Saved entries
* * * * * * * * *
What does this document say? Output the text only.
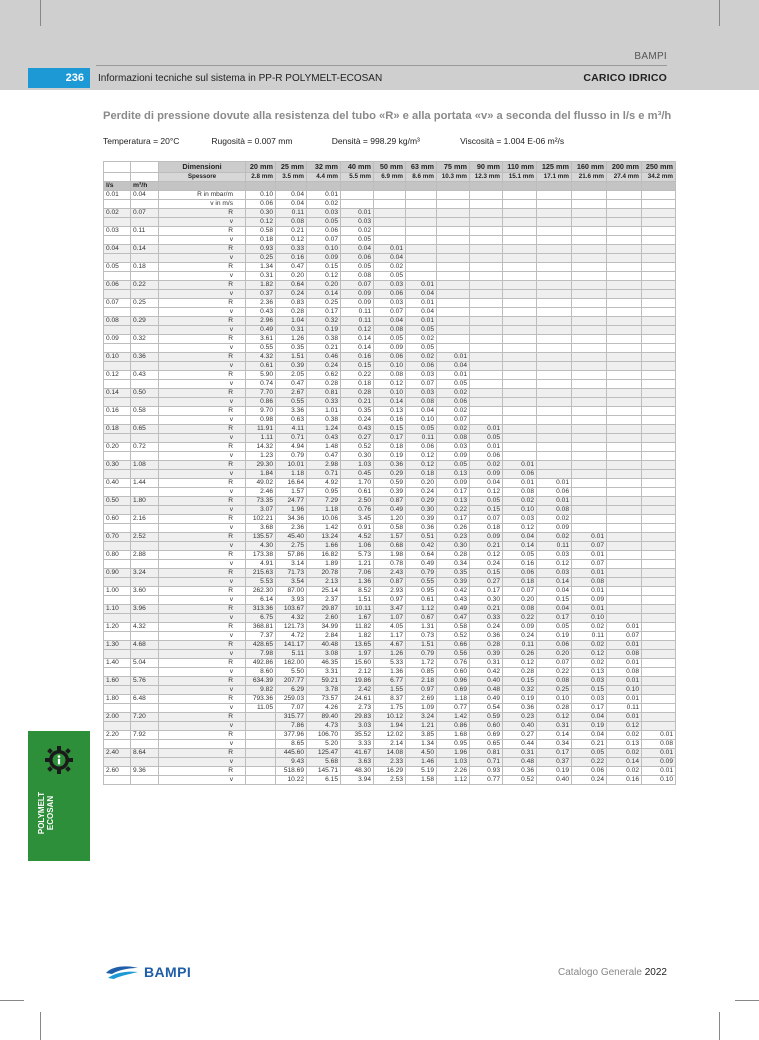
BAMPI
236	Informazioni tecniche sul sistema in PP-R POLYMELT-ECOSAN	CARICO IDRICO
Perdite di pressione dovute alla resistenza del tubo «R» e alla portata «v» a seconda del flusso in l/s e m³/h
Temperatura = 20°C	Rugosità = 0.007 mm	Densità = 998.29 kg/m³	Viscosità = 1.004 E-06 m²/s
		Dimensioni	20 mm	25 mm	32 mm	40 mm	50 mm	63 mm	75 mm	90 mm	110 mm	125 mm	160 mm	200 mm	250 mm
		Spessore	2.8 mm	3.5 mm	4.4 mm	5.5 mm	6.9 mm	8.6 mm	10.3 mm	12.3 mm	15.1 mm	17.1 mm	21.6 mm	27.4 mm	34.2 mm
l/s	m³/h														
0.01	0.04	R in mbar/m	0.10	0.04	0.01										
		v in m/s	0.06	0.04	0.02										
0.02	0.07	R	0.30	0.11	0.03	0.01									
		v	0.12	0.08	0.05	0.03									
0.03	0.11	R	0.58	0.21	0.06	0.02									
		v	0.18	0.12	0.07	0.05									
0.04	0.14	R	0.93	0.33	0.10	0.04	0.01								
		v	0.25	0.16	0.09	0.06	0.04								
0.05	0.18	R	1.34	0.47	0.15	0.05	0.02								
		v	0.31	0.20	0.12	0.08	0.05								
0.06	0.22	R	1.82	0.64	0.20	0.07	0.03	0.01							
		v	0.37	0.24	0.14	0.09	0.06	0.04							
0.07	0.25	R	2.36	0.83	0.25	0.09	0.03	0.01							
		v	0.43	0.28	0.17	0.11	0.07	0.04							
0.08	0.29	R	2.96	1.04	0.32	0.11	0.04	0.01							
		v	0.49	0.31	0.19	0.12	0.08	0.05							
0.09	0.32	R	3.61	1.26	0.38	0.14	0.05	0.02							
		v	0.55	0.35	0.21	0.14	0.09	0.05							
0.10	0.36	R	4.32	1.51	0.46	0.16	0.06	0.02	0.01						
		v	0.61	0.39	0.24	0.15	0.10	0.06	0.04						
0.12	0.43	R	5.90	2.05	0.62	0.22	0.08	0.03	0.01						
		v	0.74	0.47	0.28	0.18	0.12	0.07	0.05						
0.14	0.50	R	7.70	2.67	0.81	0.28	0.10	0.03	0.02						
		v	0.86	0.55	0.33	0.21	0.14	0.08	0.06						
0.16	0.58	R	9.70	3.36	1.01	0.35	0.13	0.04	0.02						
		v	0.98	0.63	0.38	0.24	0.16	0.10	0.07						
0.18	0.65	R	11.91	4.11	1.24	0.43	0.15	0.05	0.02	0.01					
		v	1.11	0.71	0.43	0.27	0.17	0.11	0.08	0.05					
0.20	0.72	R	14.32	4.94	1.48	0.52	0.18	0.06	0.03	0.01					
		v	1.23	0.79	0.47	0.30	0.19	0.12	0.09	0.06					
0.30	1.08	R	29.30	10.01	2.98	1.03	0.36	0.12	0.05	0.02	0.01				
		v	1.84	1.18	0.71	0.45	0.29	0.18	0.13	0.09	0.06				
0.40	1.44	R	49.02	16.64	4.92	1.70	0.59	0.20	0.09	0.04	0.01	0.01			
		v	2.46	1.57	0.95	0.61	0.39	0.24	0.17	0.12	0.08	0.06			
0.50	1.80	R	73.35	24.77	7.29	2.50	0.87	0.29	0.13	0.05	0.02	0.01			
		v	3.07	1.96	1.18	0.76	0.49	0.30	0.22	0.15	0.10	0.08			
0.60	2.16	R	102.21	34.36	10.06	3.45	1.20	0.39	0.17	0.07	0.03	0.02			
		v	3.68	2.36	1.42	0.91	0.58	0.36	0.26	0.18	0.12	0.09			
0.70	2.52	R	135.57	45.40	13.24	4.52	1.57	0.51	0.23	0.09	0.04	0.02	0.01		
		v	4.30	2.75	1.66	1.06	0.68	0.42	0.30	0.21	0.14	0.11	0.07		
0.80	2.88	R	173.38	57.86	16.82	5.73	1.98	0.64	0.28	0.12	0.05	0.03	0.01		
		v	4.91	3.14	1.89	1.21	0.78	0.49	0.34	0.24	0.16	0.12	0.07		
0.90	3.24	R	215.63	71.73	20.78	7.06	2.43	0.79	0.35	0.15	0.06	0.03	0.01		
		v	5.53	3.54	2.13	1.36	0.87	0.55	0.39	0.27	0.18	0.14	0.08		
1.00	3.60	R	262.30	87.00	25.14	8.52	2.93	0.95	0.42	0.17	0.07	0.04	0.01		
		v	6.14	3.93	2.37	1.51	0.97	0.61	0.43	0.30	0.20	0.15	0.09		
1.10	3.96	R	313.36	103.67	29.87	10.11	3.47	1.12	0.49	0.21	0.08	0.04	0.01		
		v	6.75	4.32	2.60	1.67	1.07	0.67	0.47	0.33	0.22	0.17	0.10		
1.20	4.32	R	368.81	121.73	34.99	11.82	4.05	1.31	0.58	0.24	0.09	0.05	0.02	0.01	
		v	7.37	4.72	2.84	1.82	1.17	0.73	0.52	0.36	0.24	0.19	0.11	0.07	
1.30	4.68	R	428.65	141.17	40.48	13.65	4.67	1.51	0.66	0.28	0.11	0.06	0.02	0.01	
		v	7.98	5.11	3.08	1.97	1.26	0.79	0.56	0.39	0.26	0.20	0.12	0.08	
1.40	5.04	R	492.86	162.00	46.35	15.60	5.33	1.72	0.76	0.31	0.12	0.07	0.02	0.01	
		v	8.60	5.50	3.31	2.12	1.36	0.85	0.60	0.42	0.28	0.22	0.13	0.08	
1.60	5.76	R	634.39	207.77	59.21	19.86	6.77	2.18	0.96	0.40	0.15	0.08	0.03	0.01	
		v	9.82	6.29	3.78	2.42	1.55	0.97	0.69	0.48	0.32	0.25	0.15	0.10	
1.80	6.48	R	793.36	259.03	73.57	24.61	8.37	2.69	1.18	0.49	0.19	0.10	0.03	0.01	
		v	11.05	7.07	4.26	2.73	1.75	1.09	0.77	0.54	0.36	0.28	0.17	0.11	
2.00	7.20	R		315.77	89.40	29.83	10.12	3.24	1.42	0.59	0.23	0.12	0.04	0.01	
		v		7.86	4.73	3.03	1.94	1.21	0.86	0.60	0.40	0.31	0.19	0.12	
2.20	7.92	R		377.96	106.70	35.52	12.02	3.85	1.68	0.69	0.27	0.14	0.04	0.02	0.01
		v		8.65	5.20	3.33	2.14	1.34	0.95	0.65	0.44	0.34	0.21	0.13	0.08
2.40	8.64	R		445.60	125.47	41.67	14.08	4.50	1.96	0.81	0.31	0.17	0.05	0.02	0.01
		v		9.43	5.68	3.63	2.33	1.46	1.03	0.71	0.48	0.37	0.22	0.14	0.09
2.60	9.36	R		518.69	145.71	48.30	16.29	5.19	2.26	0.93	0.36	0.19	0.06	0.02	0.01
		v		10.22	6.15	3.94	2.53	1.58	1.12	0.77	0.52	0.40	0.24	0.16	0.10
POLYMELT ECOSAN
BAMPI	Catalogo Generale 2022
* * * * * * * * *
Spot every line that holds "BAMPI" and copy it.

BAMPI
BAMPI	Catalogo Generale 2022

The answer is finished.